Work to do:
Please work out how many lines in the material contain "date" and give only that figure.
— begin Source records —
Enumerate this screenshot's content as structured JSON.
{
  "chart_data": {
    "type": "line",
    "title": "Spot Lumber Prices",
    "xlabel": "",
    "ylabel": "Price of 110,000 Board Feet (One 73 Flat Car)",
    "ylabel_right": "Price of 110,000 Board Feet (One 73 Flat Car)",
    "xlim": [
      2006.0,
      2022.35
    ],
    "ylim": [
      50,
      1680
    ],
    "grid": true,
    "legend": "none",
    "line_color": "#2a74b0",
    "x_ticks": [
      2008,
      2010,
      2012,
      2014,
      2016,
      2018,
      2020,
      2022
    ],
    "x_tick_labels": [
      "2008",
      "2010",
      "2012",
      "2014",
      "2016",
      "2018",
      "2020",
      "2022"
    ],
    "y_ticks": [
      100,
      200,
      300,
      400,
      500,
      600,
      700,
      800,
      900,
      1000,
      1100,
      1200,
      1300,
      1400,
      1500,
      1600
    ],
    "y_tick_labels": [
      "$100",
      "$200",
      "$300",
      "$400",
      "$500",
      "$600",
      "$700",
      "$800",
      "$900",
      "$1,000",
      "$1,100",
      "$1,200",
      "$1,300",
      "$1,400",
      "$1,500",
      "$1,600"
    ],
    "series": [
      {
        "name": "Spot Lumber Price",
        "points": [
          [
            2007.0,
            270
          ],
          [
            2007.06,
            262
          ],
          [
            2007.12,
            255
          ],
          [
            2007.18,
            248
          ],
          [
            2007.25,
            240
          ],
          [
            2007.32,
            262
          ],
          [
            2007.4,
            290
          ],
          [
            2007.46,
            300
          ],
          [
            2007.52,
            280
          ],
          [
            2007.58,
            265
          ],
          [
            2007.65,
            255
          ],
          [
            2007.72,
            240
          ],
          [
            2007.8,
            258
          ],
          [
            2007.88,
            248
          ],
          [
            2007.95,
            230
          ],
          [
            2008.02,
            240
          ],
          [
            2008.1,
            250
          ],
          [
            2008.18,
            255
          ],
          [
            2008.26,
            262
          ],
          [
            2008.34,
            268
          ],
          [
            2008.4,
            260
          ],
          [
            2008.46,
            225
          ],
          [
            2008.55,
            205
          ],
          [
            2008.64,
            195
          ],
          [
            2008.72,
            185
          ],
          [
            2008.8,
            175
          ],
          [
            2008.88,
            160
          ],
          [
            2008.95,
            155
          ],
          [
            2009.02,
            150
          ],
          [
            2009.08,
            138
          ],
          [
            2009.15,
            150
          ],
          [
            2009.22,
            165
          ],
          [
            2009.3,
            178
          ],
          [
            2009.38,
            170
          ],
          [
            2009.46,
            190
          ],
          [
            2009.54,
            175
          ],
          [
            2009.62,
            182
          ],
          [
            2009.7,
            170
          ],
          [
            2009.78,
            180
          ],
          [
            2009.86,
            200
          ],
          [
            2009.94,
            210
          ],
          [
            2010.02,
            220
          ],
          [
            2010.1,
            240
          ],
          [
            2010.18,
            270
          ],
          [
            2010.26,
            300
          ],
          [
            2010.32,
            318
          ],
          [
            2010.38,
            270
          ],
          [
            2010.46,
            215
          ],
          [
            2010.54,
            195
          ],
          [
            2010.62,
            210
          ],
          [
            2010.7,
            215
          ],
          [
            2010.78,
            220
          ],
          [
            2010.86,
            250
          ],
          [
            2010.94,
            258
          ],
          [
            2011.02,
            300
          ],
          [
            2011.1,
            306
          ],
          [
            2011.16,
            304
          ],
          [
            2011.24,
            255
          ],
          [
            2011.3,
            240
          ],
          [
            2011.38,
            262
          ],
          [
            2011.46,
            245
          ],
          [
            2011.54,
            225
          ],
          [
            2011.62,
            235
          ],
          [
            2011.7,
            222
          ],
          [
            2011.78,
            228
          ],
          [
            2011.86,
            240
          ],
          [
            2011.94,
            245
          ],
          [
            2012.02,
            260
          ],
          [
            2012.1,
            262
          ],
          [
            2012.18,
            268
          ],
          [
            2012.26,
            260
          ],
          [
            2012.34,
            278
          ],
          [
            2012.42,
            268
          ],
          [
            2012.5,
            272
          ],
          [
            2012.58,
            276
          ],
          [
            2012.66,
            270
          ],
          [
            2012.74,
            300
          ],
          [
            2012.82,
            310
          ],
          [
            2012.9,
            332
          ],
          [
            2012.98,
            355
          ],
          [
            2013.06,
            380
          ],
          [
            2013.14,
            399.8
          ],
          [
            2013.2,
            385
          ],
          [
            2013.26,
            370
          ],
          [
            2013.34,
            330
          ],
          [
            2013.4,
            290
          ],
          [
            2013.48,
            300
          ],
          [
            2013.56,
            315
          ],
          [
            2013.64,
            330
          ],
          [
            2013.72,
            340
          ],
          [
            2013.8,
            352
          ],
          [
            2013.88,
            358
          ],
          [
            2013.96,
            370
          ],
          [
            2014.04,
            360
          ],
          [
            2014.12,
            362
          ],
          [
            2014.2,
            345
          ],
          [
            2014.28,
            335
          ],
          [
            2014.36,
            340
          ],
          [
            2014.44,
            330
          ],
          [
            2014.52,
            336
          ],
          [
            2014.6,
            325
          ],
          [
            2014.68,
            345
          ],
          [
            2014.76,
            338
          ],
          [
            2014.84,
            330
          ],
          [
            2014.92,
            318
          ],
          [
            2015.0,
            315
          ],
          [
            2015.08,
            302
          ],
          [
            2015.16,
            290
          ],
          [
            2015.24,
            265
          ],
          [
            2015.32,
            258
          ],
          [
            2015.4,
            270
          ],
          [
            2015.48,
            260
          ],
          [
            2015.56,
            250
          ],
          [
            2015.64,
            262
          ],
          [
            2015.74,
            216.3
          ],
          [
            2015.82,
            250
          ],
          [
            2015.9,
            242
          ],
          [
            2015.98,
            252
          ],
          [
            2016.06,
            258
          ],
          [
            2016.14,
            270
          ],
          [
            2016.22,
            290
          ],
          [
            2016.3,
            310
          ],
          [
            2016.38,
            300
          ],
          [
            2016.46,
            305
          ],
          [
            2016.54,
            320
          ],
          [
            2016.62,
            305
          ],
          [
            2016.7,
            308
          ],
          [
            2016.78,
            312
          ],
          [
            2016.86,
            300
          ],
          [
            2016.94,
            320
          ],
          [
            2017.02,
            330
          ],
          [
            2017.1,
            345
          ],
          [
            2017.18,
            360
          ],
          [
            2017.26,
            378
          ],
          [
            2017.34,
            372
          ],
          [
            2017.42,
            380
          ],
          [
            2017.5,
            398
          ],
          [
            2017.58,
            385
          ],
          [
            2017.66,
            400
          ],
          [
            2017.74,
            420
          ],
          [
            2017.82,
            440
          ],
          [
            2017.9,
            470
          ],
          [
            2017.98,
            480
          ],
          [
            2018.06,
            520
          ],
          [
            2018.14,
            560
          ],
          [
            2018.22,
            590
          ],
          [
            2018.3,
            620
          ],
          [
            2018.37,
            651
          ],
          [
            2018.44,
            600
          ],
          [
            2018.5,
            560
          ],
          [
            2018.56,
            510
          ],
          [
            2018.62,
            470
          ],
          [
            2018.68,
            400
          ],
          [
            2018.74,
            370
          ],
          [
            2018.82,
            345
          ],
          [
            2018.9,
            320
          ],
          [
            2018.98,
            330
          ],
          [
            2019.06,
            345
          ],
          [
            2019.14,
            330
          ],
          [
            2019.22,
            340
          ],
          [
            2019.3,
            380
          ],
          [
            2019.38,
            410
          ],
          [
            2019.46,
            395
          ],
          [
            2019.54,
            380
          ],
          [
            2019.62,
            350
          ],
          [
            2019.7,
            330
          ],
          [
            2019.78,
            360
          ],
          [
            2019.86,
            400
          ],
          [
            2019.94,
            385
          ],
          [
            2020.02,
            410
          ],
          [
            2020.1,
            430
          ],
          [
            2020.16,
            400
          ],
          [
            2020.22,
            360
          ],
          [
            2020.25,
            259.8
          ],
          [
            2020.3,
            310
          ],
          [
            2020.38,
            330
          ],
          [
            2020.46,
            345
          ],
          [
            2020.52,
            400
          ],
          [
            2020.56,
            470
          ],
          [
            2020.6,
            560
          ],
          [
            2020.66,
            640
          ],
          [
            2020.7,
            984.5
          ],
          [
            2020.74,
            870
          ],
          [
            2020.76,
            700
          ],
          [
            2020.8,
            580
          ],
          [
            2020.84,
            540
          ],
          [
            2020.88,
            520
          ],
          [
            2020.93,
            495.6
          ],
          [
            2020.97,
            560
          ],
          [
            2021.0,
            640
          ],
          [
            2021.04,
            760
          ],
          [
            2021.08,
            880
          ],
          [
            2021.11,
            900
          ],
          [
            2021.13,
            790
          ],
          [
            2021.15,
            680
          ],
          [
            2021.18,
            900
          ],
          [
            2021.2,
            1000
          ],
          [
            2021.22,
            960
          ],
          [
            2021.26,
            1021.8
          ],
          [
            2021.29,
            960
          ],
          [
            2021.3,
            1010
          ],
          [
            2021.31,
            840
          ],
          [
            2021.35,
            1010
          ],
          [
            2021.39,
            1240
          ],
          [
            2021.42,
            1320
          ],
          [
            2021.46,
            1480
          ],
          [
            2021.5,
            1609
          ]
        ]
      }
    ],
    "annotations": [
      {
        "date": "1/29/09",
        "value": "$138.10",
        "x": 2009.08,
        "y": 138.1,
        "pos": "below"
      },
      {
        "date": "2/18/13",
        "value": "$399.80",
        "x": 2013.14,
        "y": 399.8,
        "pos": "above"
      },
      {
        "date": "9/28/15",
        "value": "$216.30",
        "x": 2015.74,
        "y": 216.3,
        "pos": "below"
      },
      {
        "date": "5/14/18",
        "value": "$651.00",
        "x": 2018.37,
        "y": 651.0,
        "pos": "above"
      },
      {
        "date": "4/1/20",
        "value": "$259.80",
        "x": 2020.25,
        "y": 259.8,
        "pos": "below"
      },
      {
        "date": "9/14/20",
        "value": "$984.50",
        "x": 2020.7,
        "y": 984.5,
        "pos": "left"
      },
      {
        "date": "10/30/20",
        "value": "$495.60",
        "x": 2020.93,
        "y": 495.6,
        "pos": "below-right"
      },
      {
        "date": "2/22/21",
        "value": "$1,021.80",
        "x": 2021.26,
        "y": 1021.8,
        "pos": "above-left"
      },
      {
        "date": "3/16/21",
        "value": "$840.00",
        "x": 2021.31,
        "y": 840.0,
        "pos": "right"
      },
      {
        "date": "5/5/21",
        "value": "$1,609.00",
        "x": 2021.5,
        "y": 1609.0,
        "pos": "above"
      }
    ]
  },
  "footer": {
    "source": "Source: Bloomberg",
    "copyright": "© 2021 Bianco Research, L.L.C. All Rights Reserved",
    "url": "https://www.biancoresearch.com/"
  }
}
— end Source records —
Output for this task:
10